The exercise:
Repeat the records below exactly, leaving out every picture.

Materials provided:
◆ ◆ ◆ ◆ ◆
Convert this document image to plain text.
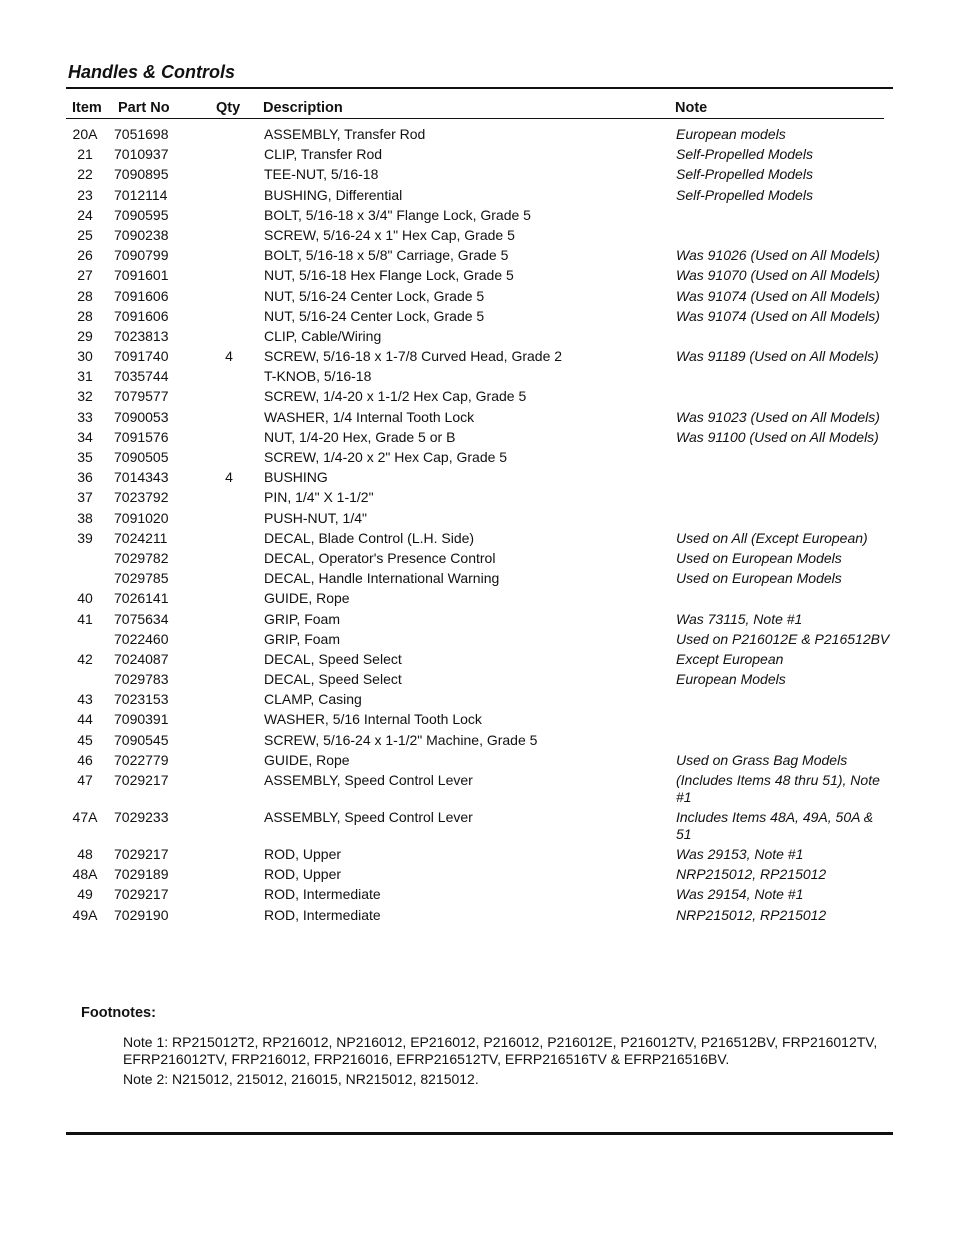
Handles & Controls
Item Part No	Qty Description	Note
20A 7051698	ASSEMBLY, Transfer Rod	European models
21	7010937	CLIP, Transfer Rod	Self-Propelled Models
22	7090895	TEE-NUT, 5/16-18	Self-Propelled Models
23	7012114	BUSHING, Differential	Self-Propelled Models
24	7090595	BOLT, 5/16-18 x 3/4" Flange Lock, Grade 5
25	7090238	SCREW, 5/16-24 x 1" Hex Cap, Grade 5
26	7090799	BOLT, 5/16-18 x 5/8" Carriage, Grade 5	Was 91026 (Used on All Models)
27	7091601	NUT, 5/16-18 Hex Flange Lock, Grade 5	Was 91070 (Used on All Models)
28	7091606	NUT, 5/16-24 Center Lock, Grade 5	Was 91074 (Used on All Models)
28	7091606	NUT, 5/16-24 Center Lock, Grade 5	Was 91074 (Used on All Models)
29	7023813	CLIP, Cable/Wiring
30	7091740	4 SCREW, 5/16-18 x 1-7/8 Curved Head, Grade 2	Was 91189 (Used on All Models)
31	7035744	T-KNOB, 5/16-18
32	7079577	SCREW, 1/4-20 x 1-1/2 Hex Cap, Grade 5
33	7090053	WASHER, 1/4 Internal Tooth Lock	Was 91023 (Used on All Models)
34	7091576	NUT, 1/4-20 Hex, Grade 5 or B	Was 91100 (Used on All Models)
35	7090505	SCREW, 1/4-20 x 2" Hex Cap, Grade 5
36	7014343	4 BUSHING
37	7023792	PIN, 1/4" X 1-1/2"
38	7091020	PUSH-NUT, 1/4"
39	7024211	DECAL, Blade Control (L.H. Side)	Used on All (Except European)
7029782	DECAL, Operator's Presence Control	Used on European Models
7029785	DECAL, Handle International Warning	Used on European Models
40	7026141	GUIDE, Rope
41	7075634	GRIP, Foam	Was 73115, Note #1
7022460	GRIP, Foam	Used on P216012E & P216512BV
42	7024087	DECAL, Speed Select	Except European
7029783	DECAL, Speed Select	European Models
43	7023153	CLAMP, Casing
44	7090391	WASHER, 5/16 Internal Tooth Lock
45	7090545	SCREW, 5/16-24 x 1-1/2" Machine, Grade 5
46	7022779	GUIDE, Rope	Used on Grass Bag Models
47	7029217	ASSEMBLY, Speed Control Lever	(Includes Items 48 thru 51), Note #1
47A 7029233	ASSEMBLY, Speed Control Lever	Includes Items 48A, 49A, 50A & 51
48	7029217	ROD, Upper	Was 29153, Note #1
48A 7029189	ROD, Upper	NRP215012, RP215012
49	7029217	ROD, Intermediate	Was 29154, Note #1
49A 7029190	ROD, Intermediate	NRP215012, RP215012
Footnotes:
Note 1: RP215012T2, RP216012, NP216012, EP216012, P216012, P216012E, P216012TV, P216512BV, FRP216012TV, EFRP216012TV, FRP216012, FRP216016, EFRP216512TV, EFRP216516TV & EFRP216516BV.
Note 2: N215012, 215012, 216015, NR215012, 8215012.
◆ ◆ ◆ ◆ ◆
Completed exercise:
Convert this document image to plain text.
Handles & Controls
Item Part No	Qty Description	Note
20A 7051698	ASSEMBLY, Transfer Rod	European models
21	7010937	CLIP, Transfer Rod	Self-Propelled Models
22	7090895	TEE-NUT, 5/16-18	Self-Propelled Models
23	7012114	BUSHING, Differential	Self-Propelled Models
24	7090595	BOLT, 5/16-18 x 3/4" Flange Lock, Grade 5
25	7090238	SCREW, 5/16-24 x 1" Hex Cap, Grade 5
26	7090799	BOLT, 5/16-18 x 5/8" Carriage, Grade 5	Was 91026 (Used on All Models)
27	7091601	NUT, 5/16-18 Hex Flange Lock, Grade 5	Was 91070 (Used on All Models)
28	7091606	NUT, 5/16-24 Center Lock, Grade 5	Was 91074 (Used on All Models)
28	7091606	NUT, 5/16-24 Center Lock, Grade 5	Was 91074 (Used on All Models)
29	7023813	CLIP, Cable/Wiring
30	7091740	4 SCREW, 5/16-18 x 1-7/8 Curved Head, Grade 2	Was 91189 (Used on All Models)
31	7035744	T-KNOB, 5/16-18
32	7079577	SCREW, 1/4-20 x 1-1/2 Hex Cap, Grade 5
33	7090053	WASHER, 1/4 Internal Tooth Lock	Was 91023 (Used on All Models)
34	7091576	NUT, 1/4-20 Hex, Grade 5 or B	Was 91100 (Used on All Models)
35	7090505	SCREW, 1/4-20 x 2" Hex Cap, Grade 5
36	7014343	4 BUSHING
37	7023792	PIN, 1/4" X 1-1/2"
38	7091020	PUSH-NUT, 1/4"
39	7024211	DECAL, Blade Control (L.H. Side)	Used on All (Except European)
7029782	DECAL, Operator's Presence Control	Used on European Models
7029785	DECAL, Handle International Warning	Used on European Models
40	7026141	GUIDE, Rope
41	7075634	GRIP, Foam	Was 73115, Note #1
7022460	GRIP, Foam	Used on P216012E & P216512BV
42	7024087	DECAL, Speed Select	Except European
7029783	DECAL, Speed Select	European Models
43	7023153	CLAMP, Casing
44	7090391	WASHER, 5/16 Internal Tooth Lock
45	7090545	SCREW, 5/16-24 x 1-1/2" Machine, Grade 5
46	7022779	GUIDE, Rope	Used on Grass Bag Models
47	7029217	ASSEMBLY, Speed Control Lever	(Includes Items 48 thru 51), Note #1
47A 7029233	ASSEMBLY, Speed Control Lever	Includes Items 48A, 49A, 50A & 51
48	7029217	ROD, Upper	Was 29153, Note #1
48A 7029189	ROD, Upper	NRP215012, RP215012
49	7029217	ROD, Intermediate	Was 29154, Note #1
49A 7029190	ROD, Intermediate	NRP215012, RP215012
Footnotes:
Note 1: RP215012T2, RP216012, NP216012, EP216012, P216012, P216012E, P216012TV, P216512BV, FRP216012TV, EFRP216012TV, FRP216012, FRP216016, EFRP216512TV, EFRP216516TV & EFRP216516BV.
Note 2: N215012, 215012, 216015, NR215012, 8215012.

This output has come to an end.